Transcribe all of the records word for word, but omit the pictures.

◇ ◇ ◇

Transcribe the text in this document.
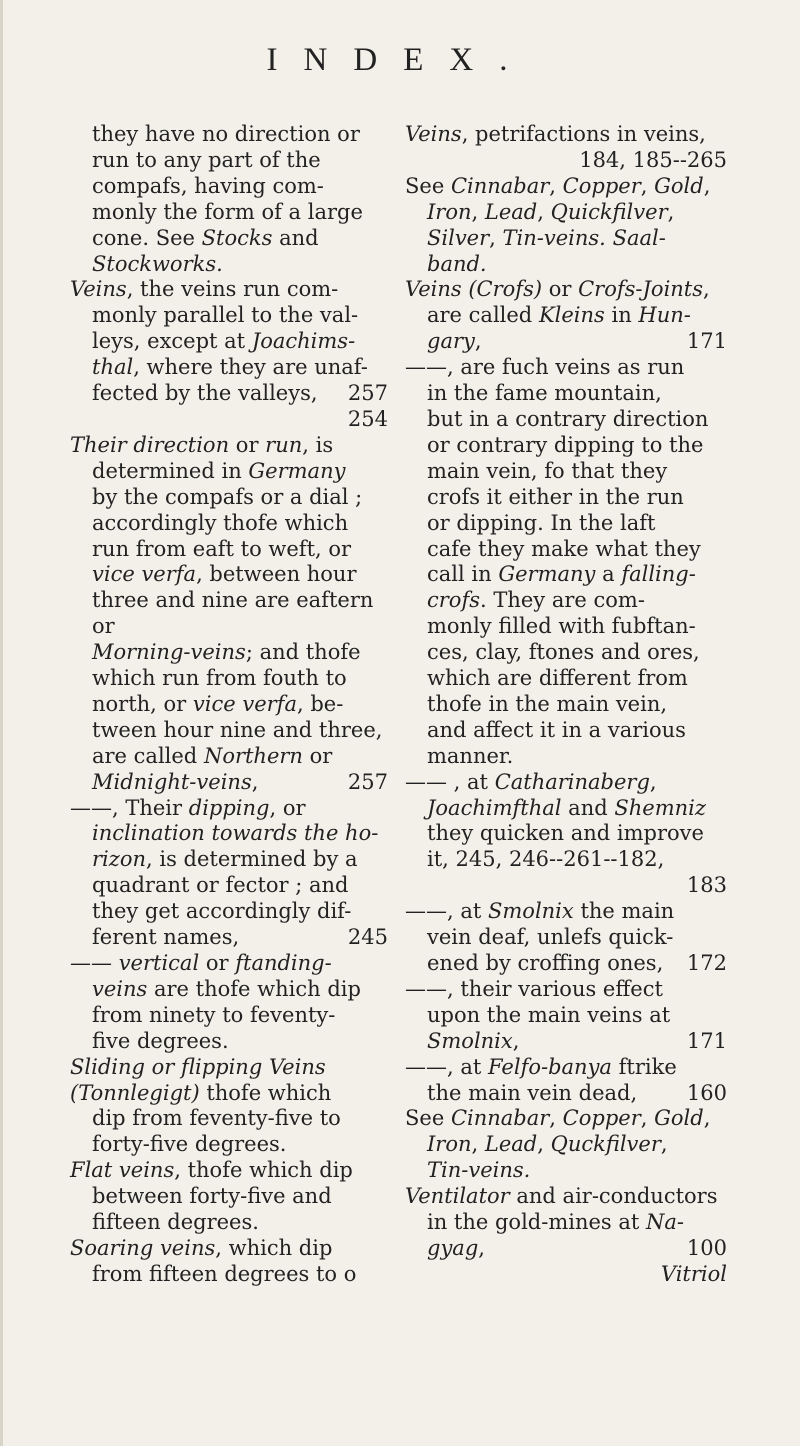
INDEX.
they have no direction or
run to any part of the
compafs, having com-
monly the form of a large
cone. See Stocks and
Stockworks.
Veins, the veins run com-
monly parallel to the val-
leys, except at Joachims-
thal, where they are unaf-
fected by the valleys, 257
254

Their direction or run, is
determined in Germany
by the compafs or a dial ;
accordingly thofe which
run from eaft to weft, or
vice verfa, between hour
three and nine are eaftern or
Morning-veins; and thofe
which run from fouth to
north, or vice verfa, be-
tween hour nine and three,
are called Northern or
Midnight-veins,	257
——, Their dipping, or
inclination towards the ho-
rizon, is determined by a
quadrant or fector ; and
they get accordingly dif-
ferent names,	245
—— vertical or ftanding-
veins are thofe which dip
from ninety to feventy-
five degrees.
Sliding or flipping Veins
(Tonnlegigt) thofe which
dip from feventy-five to
forty-five degrees.
Flat veins, thofe which dip
between forty-five and
fifteen degrees.
Soaring veins, which dip
from fifteen degrees to o
Veins, petrifactions in veins,

184, 185--265
See Cinnabar, Copper, Gold,
Iron, Lead, Quickfilver,
Silver, Tin-veins. Saal-
band.
Veins (Crofs) or Crofs-Joints,
are called Kleins in Hun-
gary,	171
——, are fuch veins as run
in the fame mountain,
but in a contrary direction
or contrary dipping to the
main vein, fo that they
crofs it either in the run
or dipping. In the laft
cafe they make what they
call in Germany a falling-
crofs. They are com-
monly filled with fubftan-
ces, clay, ftones and ores,
which are different from
thofe in the main vein,
and affect it in a various
manner.
—— , at Catharinaberg,
Joachimfthal and Shemniz
they quicken and improve
it, 245, 246--261--182,
183

——, at Smolnix the main
vein deaf, unlefs quick-
ened by croffing ones, 172
——, their various effect
upon the main veins at
Smolnix,	171
——, at Felfo-banya ftrike
the main vein dead, 160
See Cinnabar, Copper, Gold,
Iron, Lead, Quckfilver,
Tin-veins.
Ventilator and air-conductors
in the gold-mines at Na-
gyag,	100
Vitriol
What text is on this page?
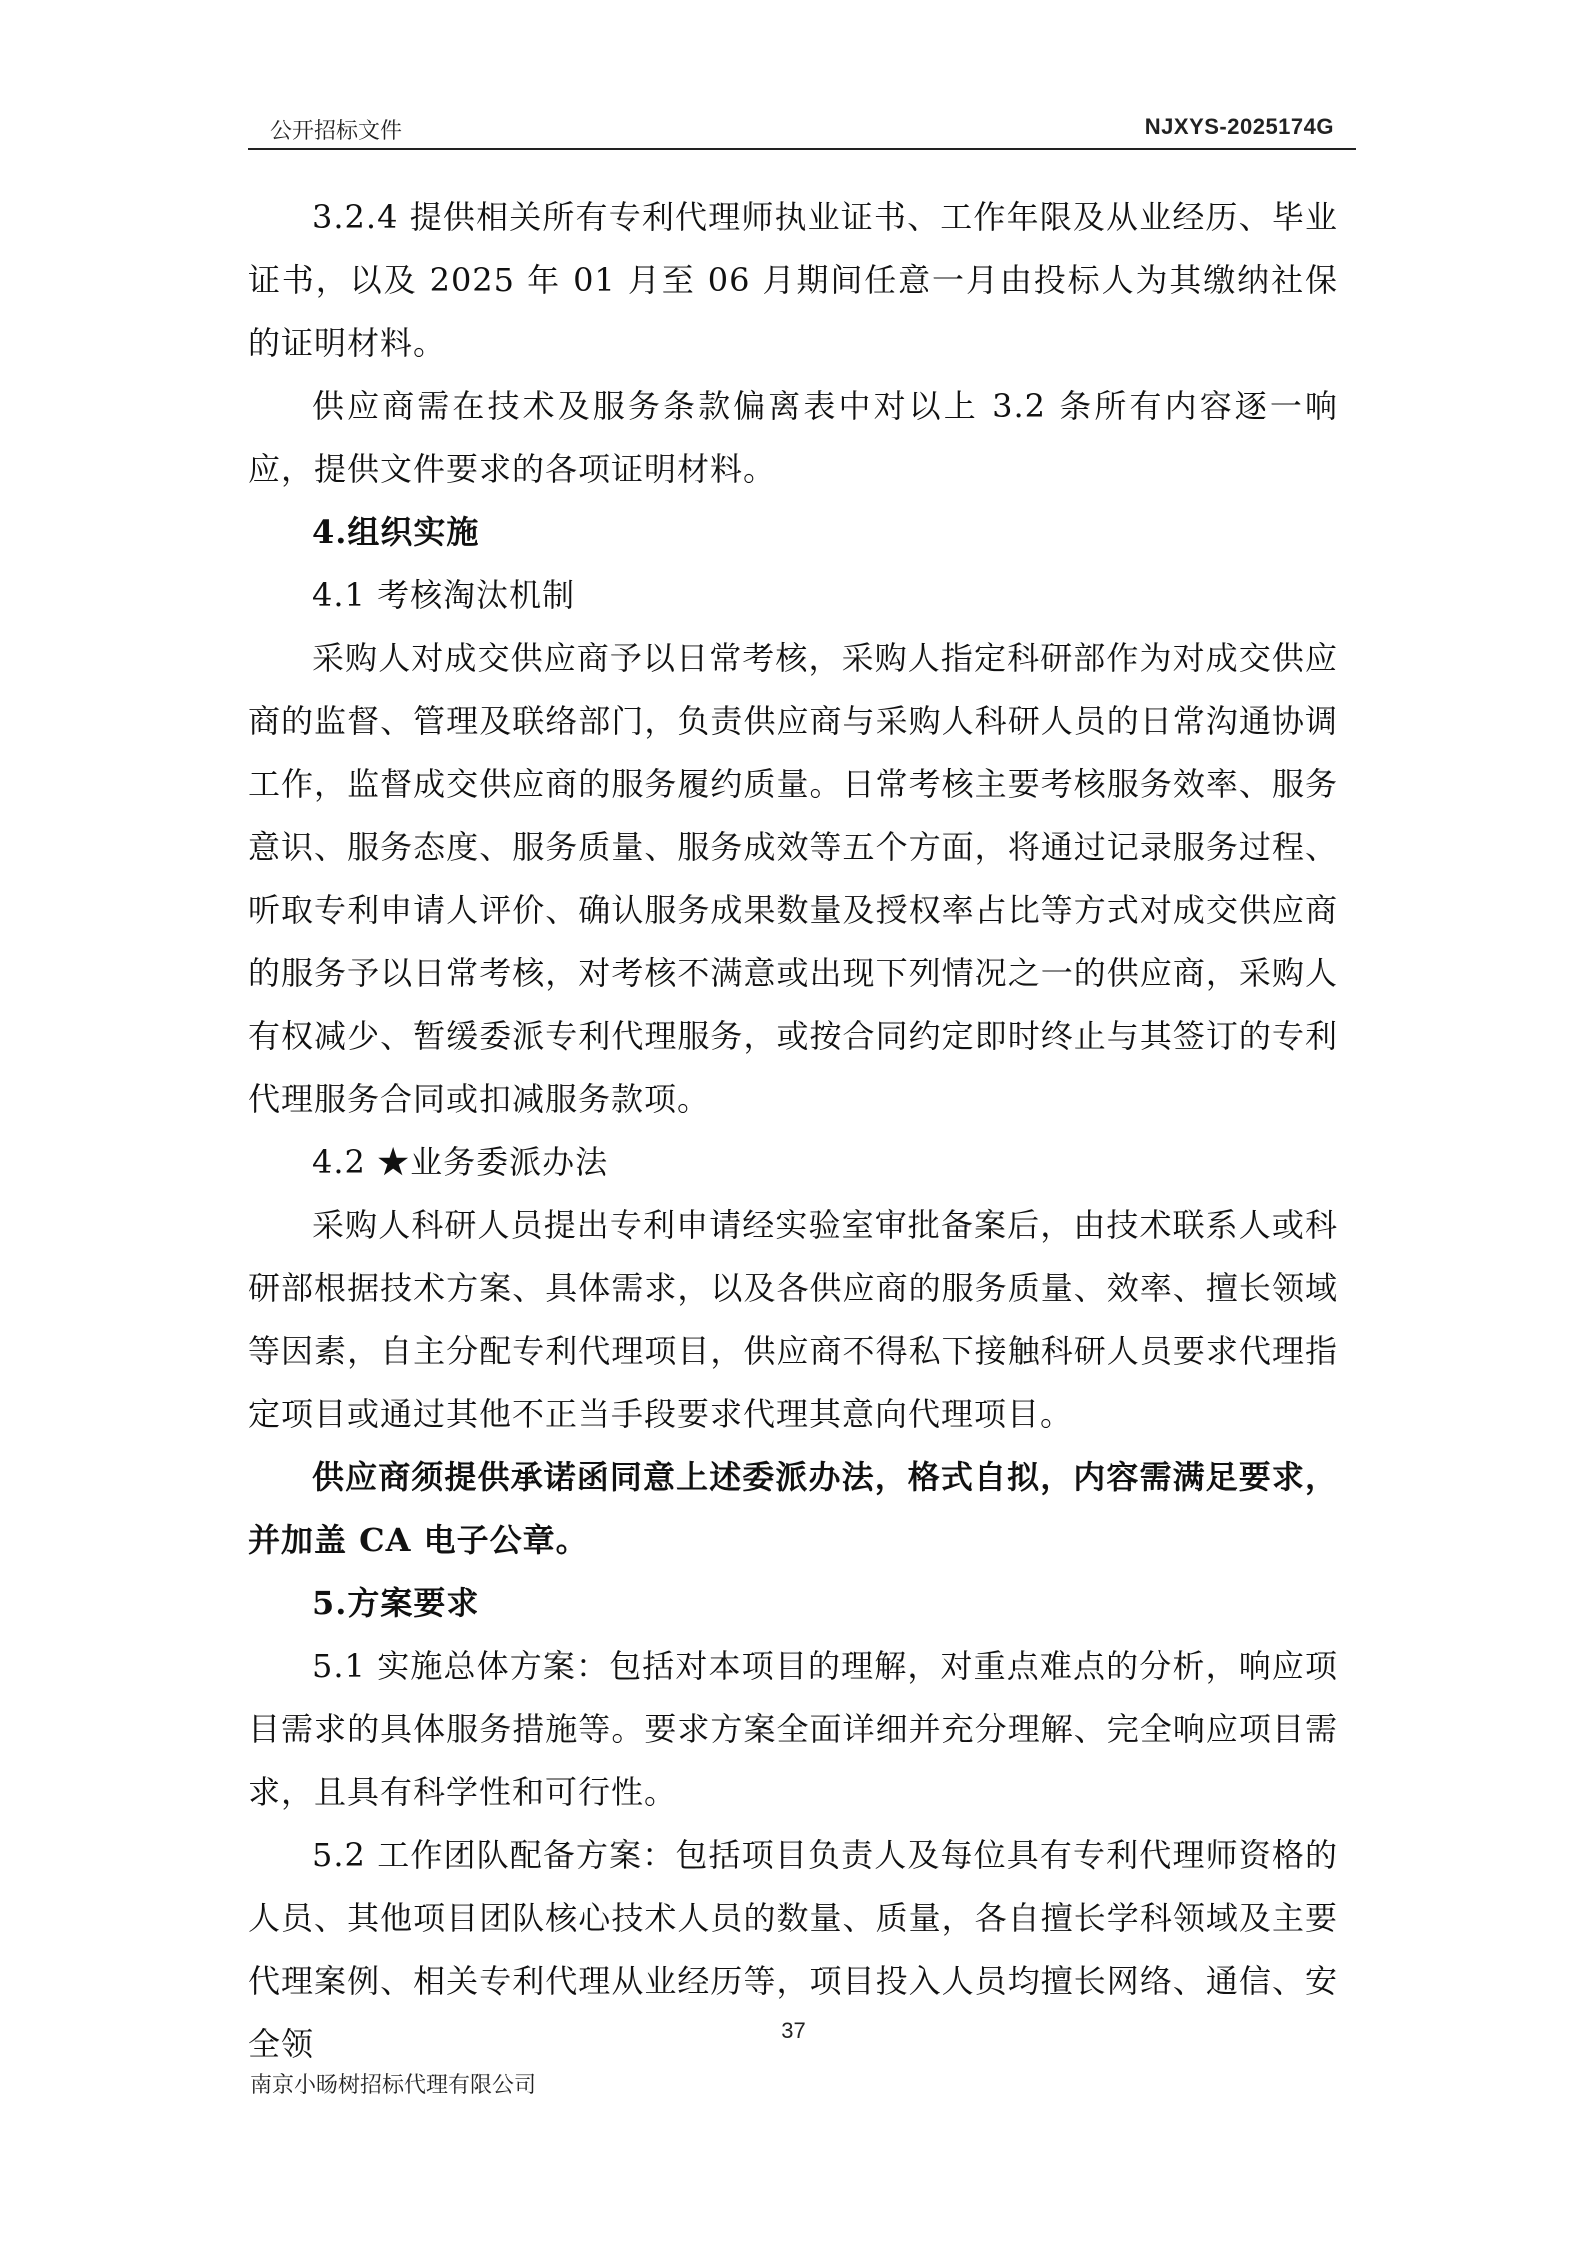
公开招标文件	NJXYS-2025174G

3.2.4 提供相关所有专利代理师执业证书、工作年限及从业经历、毕业证书，以及 2025 年 01 月至 06 月期间任意一月由投标人为其缴纳社保的证明材料。

供应商需在技术及服务条款偏离表中对以上 3.2 条所有内容逐一响应，提供文件要求的各项证明材料。

4.组织实施

4.1 考核淘汰机制

采购人对成交供应商予以日常考核，采购人指定科研部作为对成交供应商的监督、管理及联络部门，负责供应商与采购人科研人员的日常沟通协调工作，监督成交供应商的服务履约质量。日常考核主要考核服务效率、服务意识、服务态度、服务质量、服务成效等五个方面，将通过记录服务过程、听取专利申请人评价、确认服务成果数量及授权率占比等方式对成交供应商的服务予以日常考核，对考核不满意或出现下列情况之一的供应商，采购人有权减少、暂缓委派专利代理服务，或按合同约定即时终止与其签订的专利代理服务合同或扣减服务款项。

4.2 ★业务委派办法

采购人科研人员提出专利申请经实验室审批备案后，由技术联系人或科研部根据技术方案、具体需求，以及各供应商的服务质量、效率、擅长领域等因素，自主分配专利代理项目，供应商不得私下接触科研人员要求代理指定项目或通过其他不正当手段要求代理其意向代理项目。

供应商须提供承诺函同意上述委派办法，格式自拟，内容需满足要求，并加盖 CA 电子公章。

5.方案要求

5.1 实施总体方案：包括对本项目的理解，对重点难点的分析，响应项目需求的具体服务措施等。要求方案全面详细并充分理解、完全响应项目需求，且具有科学性和可行性。

5.2 工作团队配备方案：包括项目负责人及每位具有专利代理师资格的人员、其他项目团队核心技术人员的数量、质量，各自擅长学科领域及主要代理案例、相关专利代理从业经历等，项目投入人员均擅长网络、通信、安全领	37
南京小旸树招标代理有限公司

◇ ◇ ◇

Task output
Transcribe the text in this document.
INDEX.
they have no direction or
run to any part of the
compafs, having com-
monly the form of a large
cone. See Stocks and
Stockworks.
Veins, the veins run com-
monly parallel to the val-
leys, except at Joachims-
thal, where they are unaf-
fected by the valleys, 257
254

Their direction or run, is
determined in Germany
by the compafs or a dial ;
accordingly thofe which
run from eaft to weft, or
vice verfa, between hour
three and nine are eaftern or
Morning-veins; and thofe
which run from fouth to
north, or vice verfa, be-
tween hour nine and three,
are called Northern or
Midnight-veins,	257
——, Their dipping, or
inclination towards the ho-
rizon, is determined by a
quadrant or fector ; and
they get accordingly dif-
ferent names,	245
—— vertical or ftanding-
veins are thofe which dip
from ninety to feventy-
five degrees.
Sliding or flipping Veins
(Tonnlegigt) thofe which
dip from feventy-five to
forty-five degrees.
Flat veins, thofe which dip
between forty-five and
fifteen degrees.
Soaring veins, which dip
from fifteen degrees to o
Veins, petrifactions in veins,

184, 185--265
See Cinnabar, Copper, Gold,
Iron, Lead, Quickfilver,
Silver, Tin-veins. Saal-
band.
Veins (Crofs) or Crofs-Joints,
are called Kleins in Hun-
gary,	171
——, are fuch veins as run
in the fame mountain,
but in a contrary direction
or contrary dipping to the
main vein, fo that they
crofs it either in the run
or dipping. In the laft
cafe they make what they
call in Germany a falling-
crofs. They are com-
monly filled with fubftan-
ces, clay, ftones and ores,
which are different from
thofe in the main vein,
and affect it in a various
manner.
—— , at Catharinaberg,
Joachimfthal and Shemniz
they quicken and improve
it, 245, 246--261--182,
183

——, at Smolnix the main
vein deaf, unlefs quick-
ened by croffing ones, 172
——, their various effect
upon the main veins at
Smolnix,	171
——, at Felfo-banya ftrike
the main vein dead, 160
See Cinnabar, Copper, Gold,
Iron, Lead, Quckfilver,
Tin-veins.
Ventilator and air-conductors
in the gold-mines at Na-
gyag,	100
Vitriol
What text is on this page?
公开招标文件	NJXYS-2025174G

3.2.4 提供相关所有专利代理师执业证书、工作年限及从业经历、毕业证书，以及 2025 年 01 月至 06 月期间任意一月由投标人为其缴纳社保的证明材料。

供应商需在技术及服务条款偏离表中对以上 3.2 条所有内容逐一响应，提供文件要求的各项证明材料。

4.组织实施

4.1 考核淘汰机制

采购人对成交供应商予以日常考核，采购人指定科研部作为对成交供应商的监督、管理及联络部门，负责供应商与采购人科研人员的日常沟通协调工作，监督成交供应商的服务履约质量。日常考核主要考核服务效率、服务意识、服务态度、服务质量、服务成效等五个方面，将通过记录服务过程、听取专利申请人评价、确认服务成果数量及授权率占比等方式对成交供应商的服务予以日常考核，对考核不满意或出现下列情况之一的供应商，采购人有权减少、暂缓委派专利代理服务，或按合同约定即时终止与其签订的专利代理服务合同或扣减服务款项。

4.2 ★业务委派办法

采购人科研人员提出专利申请经实验室审批备案后，由技术联系人或科研部根据技术方案、具体需求，以及各供应商的服务质量、效率、擅长领域等因素，自主分配专利代理项目，供应商不得私下接触科研人员要求代理指定项目或通过其他不正当手段要求代理其意向代理项目。

供应商须提供承诺函同意上述委派办法，格式自拟，内容需满足要求，并加盖 CA 电子公章。

5.方案要求

5.1 实施总体方案：包括对本项目的理解，对重点难点的分析，响应项目需求的具体服务措施等。要求方案全面详细并充分理解、完全响应项目需求，且具有科学性和可行性。

5.2 工作团队配备方案：包括项目负责人及每位具有专利代理师资格的人员、其他项目团队核心技术人员的数量、质量，各自擅长学科领域及主要代理案例、相关专利代理从业经历等，项目投入人员均擅长网络、通信、安全领	37
南京小旸树招标代理有限公司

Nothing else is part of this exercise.